A run of records
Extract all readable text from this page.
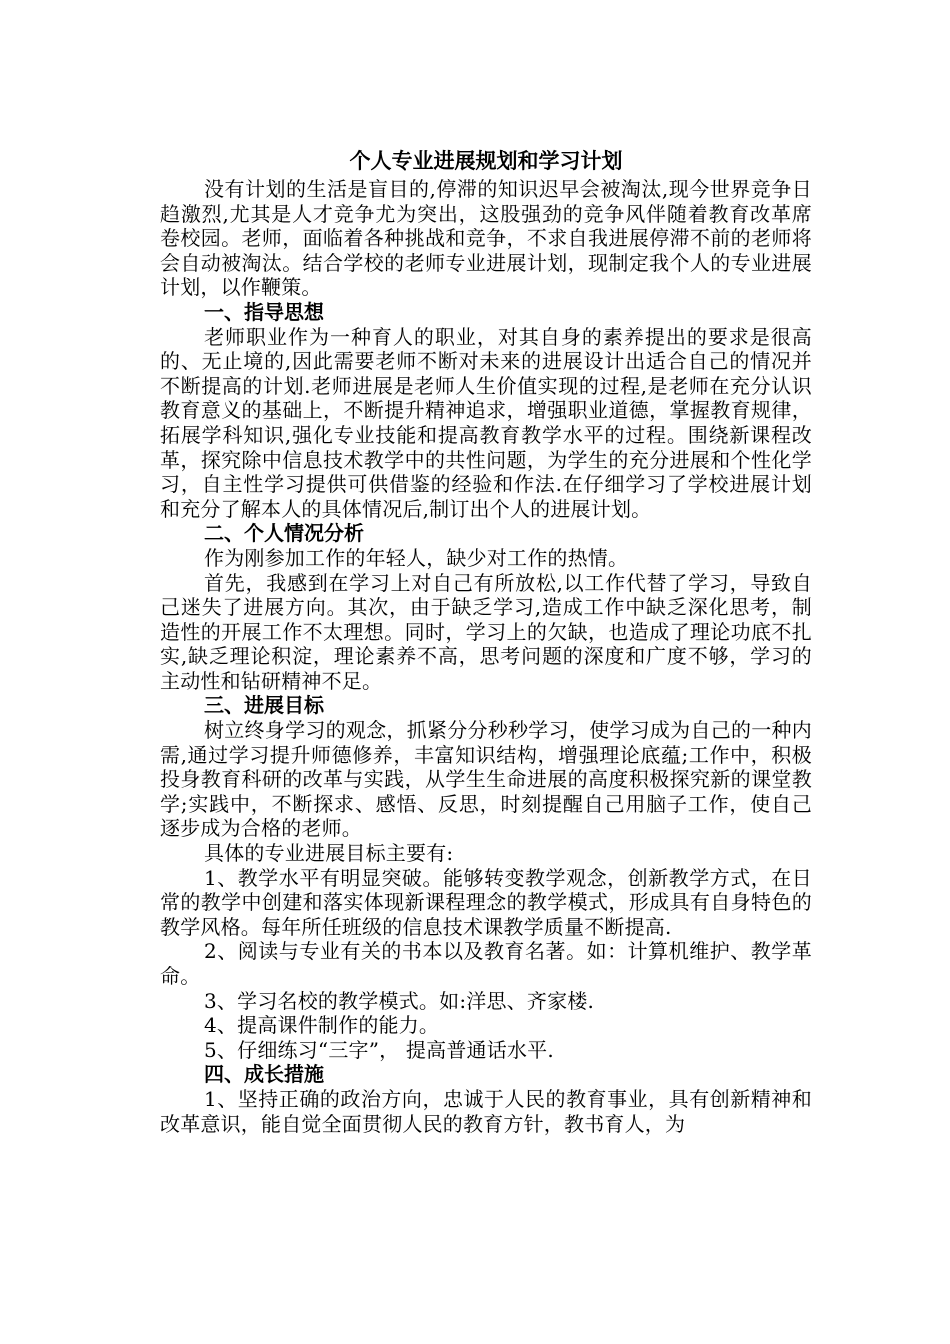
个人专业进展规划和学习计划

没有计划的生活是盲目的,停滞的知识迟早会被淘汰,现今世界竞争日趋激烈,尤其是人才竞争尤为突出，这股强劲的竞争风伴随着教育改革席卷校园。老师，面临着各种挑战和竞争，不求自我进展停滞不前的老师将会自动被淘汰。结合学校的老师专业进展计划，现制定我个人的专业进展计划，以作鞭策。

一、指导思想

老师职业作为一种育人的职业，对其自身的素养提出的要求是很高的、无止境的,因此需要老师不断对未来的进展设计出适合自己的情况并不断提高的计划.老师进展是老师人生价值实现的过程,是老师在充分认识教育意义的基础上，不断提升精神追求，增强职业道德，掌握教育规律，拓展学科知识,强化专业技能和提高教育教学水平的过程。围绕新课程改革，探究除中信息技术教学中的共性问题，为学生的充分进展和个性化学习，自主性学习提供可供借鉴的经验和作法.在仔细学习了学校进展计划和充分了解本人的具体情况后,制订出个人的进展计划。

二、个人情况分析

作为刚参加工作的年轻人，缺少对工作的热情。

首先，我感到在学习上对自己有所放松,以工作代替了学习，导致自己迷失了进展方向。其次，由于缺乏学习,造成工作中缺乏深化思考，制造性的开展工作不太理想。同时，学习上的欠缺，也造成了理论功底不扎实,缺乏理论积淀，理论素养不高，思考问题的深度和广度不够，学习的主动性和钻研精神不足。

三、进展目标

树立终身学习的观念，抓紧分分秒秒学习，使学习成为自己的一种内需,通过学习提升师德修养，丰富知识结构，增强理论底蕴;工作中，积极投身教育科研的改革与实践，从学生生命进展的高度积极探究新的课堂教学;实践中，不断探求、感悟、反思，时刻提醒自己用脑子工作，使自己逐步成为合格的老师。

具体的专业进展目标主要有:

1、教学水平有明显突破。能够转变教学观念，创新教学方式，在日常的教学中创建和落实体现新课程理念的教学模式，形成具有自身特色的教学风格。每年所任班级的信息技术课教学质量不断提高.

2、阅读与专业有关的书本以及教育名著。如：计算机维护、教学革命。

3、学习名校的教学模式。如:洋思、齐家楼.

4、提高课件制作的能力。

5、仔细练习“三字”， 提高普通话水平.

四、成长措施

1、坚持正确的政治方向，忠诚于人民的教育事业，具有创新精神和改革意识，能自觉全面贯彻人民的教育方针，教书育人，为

**Goal**
Reproduce each line word for word and drop the pictures.

**Task output**
Extract all readable text from this page.
个人专业进展规划和学习计划

没有计划的生活是盲目的,停滞的知识迟早会被淘汰,现今世界竞争日趋激烈,尤其是人才竞争尤为突出，这股强劲的竞争风伴随着教育改革席卷校园。老师，面临着各种挑战和竞争，不求自我进展停滞不前的老师将会自动被淘汰。结合学校的老师专业进展计划，现制定我个人的专业进展计划，以作鞭策。

一、指导思想

老师职业作为一种育人的职业，对其自身的素养提出的要求是很高的、无止境的,因此需要老师不断对未来的进展设计出适合自己的情况并不断提高的计划.老师进展是老师人生价值实现的过程,是老师在充分认识教育意义的基础上，不断提升精神追求，增强职业道德，掌握教育规律，拓展学科知识,强化专业技能和提高教育教学水平的过程。围绕新课程改革，探究除中信息技术教学中的共性问题，为学生的充分进展和个性化学习，自主性学习提供可供借鉴的经验和作法.在仔细学习了学校进展计划和充分了解本人的具体情况后,制订出个人的进展计划。

二、个人情况分析

作为刚参加工作的年轻人，缺少对工作的热情。

首先，我感到在学习上对自己有所放松,以工作代替了学习，导致自己迷失了进展方向。其次，由于缺乏学习,造成工作中缺乏深化思考，制造性的开展工作不太理想。同时，学习上的欠缺，也造成了理论功底不扎实,缺乏理论积淀，理论素养不高，思考问题的深度和广度不够，学习的主动性和钻研精神不足。

三、进展目标

树立终身学习的观念，抓紧分分秒秒学习，使学习成为自己的一种内需,通过学习提升师德修养，丰富知识结构，增强理论底蕴;工作中，积极投身教育科研的改革与实践，从学生生命进展的高度积极探究新的课堂教学;实践中，不断探求、感悟、反思，时刻提醒自己用脑子工作，使自己逐步成为合格的老师。

具体的专业进展目标主要有:

1、教学水平有明显突破。能够转变教学观念，创新教学方式，在日常的教学中创建和落实体现新课程理念的教学模式，形成具有自身特色的教学风格。每年所任班级的信息技术课教学质量不断提高.

2、阅读与专业有关的书本以及教育名著。如：计算机维护、教学革命。

3、学习名校的教学模式。如:洋思、齐家楼.

4、提高课件制作的能力。

5、仔细练习“三字”， 提高普通话水平.

四、成长措施

1、坚持正确的政治方向，忠诚于人民的教育事业，具有创新精神和改革意识，能自觉全面贯彻人民的教育方针，教书育人，为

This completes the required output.